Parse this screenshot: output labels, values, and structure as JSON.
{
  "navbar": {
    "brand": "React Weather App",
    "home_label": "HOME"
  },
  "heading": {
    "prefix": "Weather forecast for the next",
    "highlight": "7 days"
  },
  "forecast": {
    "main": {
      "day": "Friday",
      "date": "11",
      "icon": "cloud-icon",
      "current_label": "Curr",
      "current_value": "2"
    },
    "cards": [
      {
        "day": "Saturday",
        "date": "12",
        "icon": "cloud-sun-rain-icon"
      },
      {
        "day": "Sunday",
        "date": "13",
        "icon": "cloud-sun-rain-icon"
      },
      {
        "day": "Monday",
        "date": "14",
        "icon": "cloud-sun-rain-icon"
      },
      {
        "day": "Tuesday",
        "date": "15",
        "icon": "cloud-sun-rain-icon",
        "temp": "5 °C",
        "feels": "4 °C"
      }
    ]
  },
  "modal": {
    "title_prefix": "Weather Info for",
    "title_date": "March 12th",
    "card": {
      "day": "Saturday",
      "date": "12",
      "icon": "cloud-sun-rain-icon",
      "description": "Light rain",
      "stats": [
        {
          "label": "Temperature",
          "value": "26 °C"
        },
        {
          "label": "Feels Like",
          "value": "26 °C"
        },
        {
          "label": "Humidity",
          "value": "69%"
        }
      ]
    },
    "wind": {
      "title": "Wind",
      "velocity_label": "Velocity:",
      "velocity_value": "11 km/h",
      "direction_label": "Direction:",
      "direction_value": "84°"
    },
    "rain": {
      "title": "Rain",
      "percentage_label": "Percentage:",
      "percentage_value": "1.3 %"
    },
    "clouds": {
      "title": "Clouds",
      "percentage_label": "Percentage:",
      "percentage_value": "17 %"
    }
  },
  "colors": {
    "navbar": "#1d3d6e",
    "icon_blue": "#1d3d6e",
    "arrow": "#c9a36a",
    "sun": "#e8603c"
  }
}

________________________

> **STATED TASK**:
Say how many lines of the data hold the string "forecast". Reply with the number alone.

> **ANSWER TO THIS PROBLEM**:
2